Problem to solve
Could you rewrite the items starting with the line with "77, 702, 98]" and going on through the line with "598, 111, 617]", renaming "axes" to "plot-area" and leaving everything else unchanged? Give only those lines.

Excerpted records
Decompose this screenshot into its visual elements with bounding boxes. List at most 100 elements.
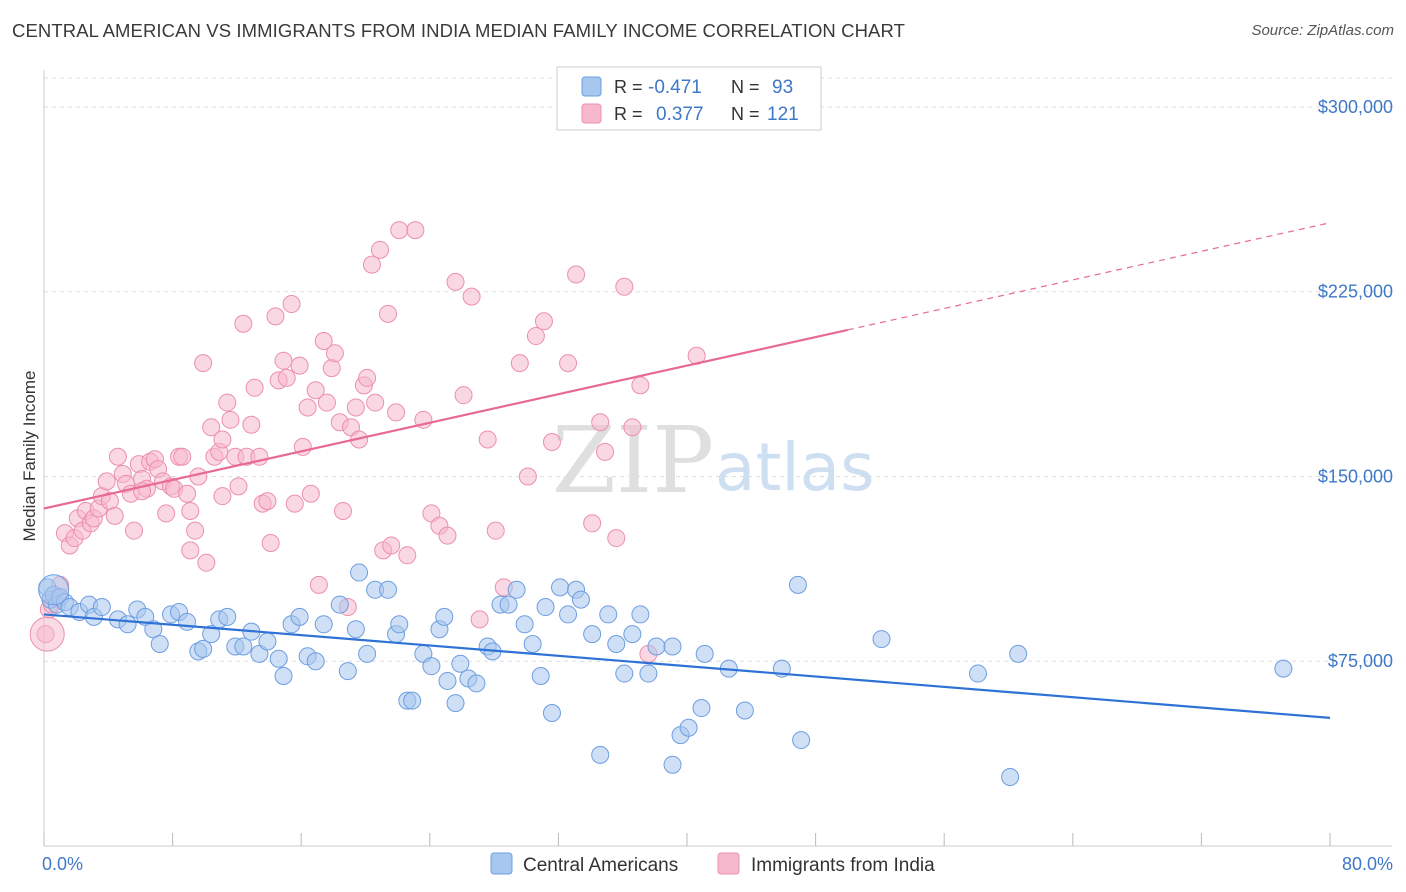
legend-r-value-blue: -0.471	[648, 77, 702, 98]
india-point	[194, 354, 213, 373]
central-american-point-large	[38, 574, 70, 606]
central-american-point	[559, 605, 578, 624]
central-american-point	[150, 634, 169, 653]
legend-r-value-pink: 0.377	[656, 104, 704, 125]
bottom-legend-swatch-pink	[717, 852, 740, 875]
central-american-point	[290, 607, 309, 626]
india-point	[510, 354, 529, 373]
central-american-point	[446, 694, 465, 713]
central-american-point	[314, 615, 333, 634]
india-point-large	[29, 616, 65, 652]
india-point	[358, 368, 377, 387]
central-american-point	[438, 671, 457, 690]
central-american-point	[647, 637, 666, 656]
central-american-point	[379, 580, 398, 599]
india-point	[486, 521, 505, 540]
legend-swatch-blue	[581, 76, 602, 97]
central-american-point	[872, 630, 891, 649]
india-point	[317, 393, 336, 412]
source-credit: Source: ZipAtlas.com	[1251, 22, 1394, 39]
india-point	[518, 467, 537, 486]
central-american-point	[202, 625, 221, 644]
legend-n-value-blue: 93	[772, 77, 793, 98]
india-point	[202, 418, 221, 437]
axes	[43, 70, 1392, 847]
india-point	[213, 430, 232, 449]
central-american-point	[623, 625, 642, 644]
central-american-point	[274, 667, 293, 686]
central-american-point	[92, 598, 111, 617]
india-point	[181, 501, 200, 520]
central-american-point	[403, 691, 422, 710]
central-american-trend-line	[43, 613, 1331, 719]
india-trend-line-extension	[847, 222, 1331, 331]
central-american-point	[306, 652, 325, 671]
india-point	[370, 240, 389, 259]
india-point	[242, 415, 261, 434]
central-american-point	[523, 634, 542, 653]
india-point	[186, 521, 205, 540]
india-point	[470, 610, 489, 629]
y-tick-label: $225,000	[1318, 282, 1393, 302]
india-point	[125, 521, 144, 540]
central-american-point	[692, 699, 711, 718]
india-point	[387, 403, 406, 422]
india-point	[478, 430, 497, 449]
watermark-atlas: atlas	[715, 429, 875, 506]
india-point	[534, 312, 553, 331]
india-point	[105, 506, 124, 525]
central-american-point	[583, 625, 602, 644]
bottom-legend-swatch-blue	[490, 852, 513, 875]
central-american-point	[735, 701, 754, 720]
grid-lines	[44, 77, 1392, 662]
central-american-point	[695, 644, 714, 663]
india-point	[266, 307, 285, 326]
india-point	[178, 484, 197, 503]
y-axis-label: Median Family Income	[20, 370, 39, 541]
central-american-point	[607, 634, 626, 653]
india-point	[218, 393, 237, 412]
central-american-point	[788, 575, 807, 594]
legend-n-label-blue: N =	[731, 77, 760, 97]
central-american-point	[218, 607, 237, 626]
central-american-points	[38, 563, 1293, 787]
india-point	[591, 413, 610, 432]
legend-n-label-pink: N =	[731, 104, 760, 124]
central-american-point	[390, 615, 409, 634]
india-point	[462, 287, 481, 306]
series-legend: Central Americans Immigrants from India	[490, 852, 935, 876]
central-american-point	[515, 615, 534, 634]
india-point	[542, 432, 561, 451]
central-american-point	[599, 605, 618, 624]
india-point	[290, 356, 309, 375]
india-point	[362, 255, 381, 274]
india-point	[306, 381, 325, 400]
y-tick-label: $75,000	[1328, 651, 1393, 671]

Finished exercise
legend-r-value-blue: -0.471	[648, 77, 702, 98]
india-point	[194, 354, 213, 373]
central-american-point-large	[38, 574, 70, 606]
central-american-point	[559, 605, 578, 624]
central-american-point	[150, 634, 169, 653]
legend-r-value-pink: 0.377	[656, 104, 704, 125]
bottom-legend-swatch-pink	[717, 852, 740, 875]
central-american-point	[290, 607, 309, 626]
india-point	[510, 354, 529, 373]
central-american-point	[446, 694, 465, 713]
central-american-point	[314, 615, 333, 634]
india-point-large	[29, 616, 65, 652]
india-point	[358, 368, 377, 387]
central-american-point	[438, 671, 457, 690]
central-american-point	[647, 637, 666, 656]
central-american-point	[379, 580, 398, 599]
india-point	[486, 521, 505, 540]
legend-swatch-blue	[581, 76, 602, 97]
central-american-point	[872, 630, 891, 649]
india-point	[317, 393, 336, 412]
source-credit: Source: ZipAtlas.com	[1251, 22, 1394, 39]
india-point	[518, 467, 537, 486]
central-american-point	[202, 625, 221, 644]
legend-n-value-blue: 93	[772, 77, 793, 98]
india-point	[202, 418, 221, 437]
plot-area	[43, 70, 1392, 847]
india-point	[213, 430, 232, 449]
central-american-point	[623, 625, 642, 644]
central-american-point	[274, 667, 293, 686]
central-american-point	[92, 598, 111, 617]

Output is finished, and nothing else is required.